● **本文抜粋**:
↓↓↓

第1延伸手段:前記フィルムを、前記広幅ベルトからはく離した後に、延伸する。
第1トリミング手段:少なくとも前記第2ベルト上で形成された前記フィルムの部分の一部を残して、前記第1延伸工程において延伸された前記フィルムの幅手方向の端部をトリミングする。
第2延伸手段:前記接合部上で形成された前記フィルムの部分の、少なくとも一部を、クリップで挟み、前記フィルムを延伸する。
第2トリミング手段:前記第2延伸工程において延伸された前記フィルムの、前記接合部上で形成されたフィルムの部分を含む幅手方向の端部をトリミングする。
【0015】
7.複数のベルトを接合した広幅ベルトを有するフィルムの製造システムであって、
前記広幅ベルトが、第1ベルトの幅手方向の端部に、少なくとも第2ベルトを、接合部で接合したベルトであり、
下記手段を有する
ことを特徴とするフィルムの製造システム。
流延手段:前記広幅ベルトを用いて、フィルム製造用のドープをフィルムに形成する。
第1延伸手段:前記フィルムを、前記広幅ベルトからはく離した後に、延伸する。
第1トリミング手段:少なくとも前記第2ベルト上で形成された前記フィルムの部分の一部を残して、前記第1延伸工程において延伸された前記フィルムの幅手方向の端部をトリミングする。
第2延伸手段:前記接合部上で形成された前記フィルムの部分の、少なくとも一部を、クリップで挟み、前記フィルムを延伸する。
第2トリミング手段:前記第2延伸工程において延伸された前記フィルムの、前記接合部上で形成されたフィルムの部分を含む幅手方向の端部をトリミングする。
【発明の効果】
【0016】
本発明の上記手段により、生産収率を向上させたフィルムの製造方法、フィルムの製造装置及びフィルムの製造システムを提供することができる。
【0017】
本発明の効果の発現機構又は作用機構については、明確にはなっていないが、以下のように推察している。

↑↑↑

● **提供リスト**:
↓↓↓

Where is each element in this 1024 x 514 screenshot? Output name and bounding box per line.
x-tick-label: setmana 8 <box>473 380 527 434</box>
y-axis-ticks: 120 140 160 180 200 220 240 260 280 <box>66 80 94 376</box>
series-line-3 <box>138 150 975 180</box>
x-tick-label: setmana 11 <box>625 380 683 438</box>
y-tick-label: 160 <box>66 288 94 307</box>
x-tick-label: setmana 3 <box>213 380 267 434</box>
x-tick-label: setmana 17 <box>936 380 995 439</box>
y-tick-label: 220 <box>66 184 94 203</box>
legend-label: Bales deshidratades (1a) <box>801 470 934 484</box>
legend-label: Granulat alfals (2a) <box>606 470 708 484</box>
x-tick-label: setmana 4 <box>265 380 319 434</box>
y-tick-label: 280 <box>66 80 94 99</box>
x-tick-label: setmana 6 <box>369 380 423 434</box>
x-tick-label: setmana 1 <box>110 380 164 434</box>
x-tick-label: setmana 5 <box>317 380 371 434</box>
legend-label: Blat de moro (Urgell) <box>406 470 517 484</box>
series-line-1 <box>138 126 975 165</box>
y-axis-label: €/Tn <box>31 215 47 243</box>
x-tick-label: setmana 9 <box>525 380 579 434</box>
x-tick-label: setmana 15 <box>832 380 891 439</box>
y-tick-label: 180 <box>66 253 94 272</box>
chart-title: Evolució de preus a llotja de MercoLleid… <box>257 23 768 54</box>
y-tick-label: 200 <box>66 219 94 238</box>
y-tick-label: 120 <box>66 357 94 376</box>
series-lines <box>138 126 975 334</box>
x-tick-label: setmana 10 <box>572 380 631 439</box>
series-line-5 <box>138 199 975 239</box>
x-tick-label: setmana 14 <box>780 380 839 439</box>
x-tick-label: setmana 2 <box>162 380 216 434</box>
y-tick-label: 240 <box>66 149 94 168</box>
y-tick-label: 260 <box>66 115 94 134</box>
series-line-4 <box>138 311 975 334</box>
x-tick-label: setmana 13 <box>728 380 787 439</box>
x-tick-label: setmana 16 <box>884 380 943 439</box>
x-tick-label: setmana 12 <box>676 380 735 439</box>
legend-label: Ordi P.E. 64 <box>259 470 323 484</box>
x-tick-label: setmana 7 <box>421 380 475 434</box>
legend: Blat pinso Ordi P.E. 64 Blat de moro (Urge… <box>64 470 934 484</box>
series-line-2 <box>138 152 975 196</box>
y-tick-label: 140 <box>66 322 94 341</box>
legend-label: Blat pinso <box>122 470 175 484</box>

↑↑↑

● **作業内容**:
a - フィルム製造に関する本文抜粋を2文で要約してください。
b - フィルム製造に関する本文抜粋によると、第2延伸手段ではフィルムのどの部分をクリップで挟むのですか？
c - フィルム製造に関する本文抜粋を、最後の文の後から続けてください。

● **回答一覧**:
a - 第1ベルトの幅手方向の端部に第2ベルトを接合部で接合した広幅ベルトを使うフィルムの製造システムは、流延手段、第1延伸手段、第1トリミング手段、第2延伸手段、第2トリミング手段を有する。これらの手段により、生産収率を向上させたフィルムの製造方法、製造装置及び製造システムを提供できる。

b - 接合部上で形成されたフィルムの部分の、少なくとも一部です。

c -
【0018】
本発明に係る広幅ベルトは、第1ベルトの幅手方向の端部にベルトを接合して作製される。溶接等の加工によりベルトを接合するため、ベルトの接合部は、その他の部分と比較して、異なる物性を示しやすい。これと連動して、広幅ベルトにドープを流延し、形成されるフィルムにおいても、接合部上で形成されたフィルムの部分は、その他の部分と比較して異なる物性を示しやすい。接合部上で形成されたフィルムの部分について、物性を確認したところ、その他の部分と比較して、延伸工程において、クリップで把持しやすいことがわかった。
【0019】
また、前述のとおり、アセチルセルロースを含有するフィルムは、比較的硬く、延伸工程において、クリップで十分に把持しづらい。しかし、このようなフィルムの、接合部上で形成されるフィルムの部分は、比較的クリップで把持しやすく、延伸しやすい。これにより、フィルムがクリップから抜けたり、破断したりするのを抑制し、生産収率を向上できると考えられる。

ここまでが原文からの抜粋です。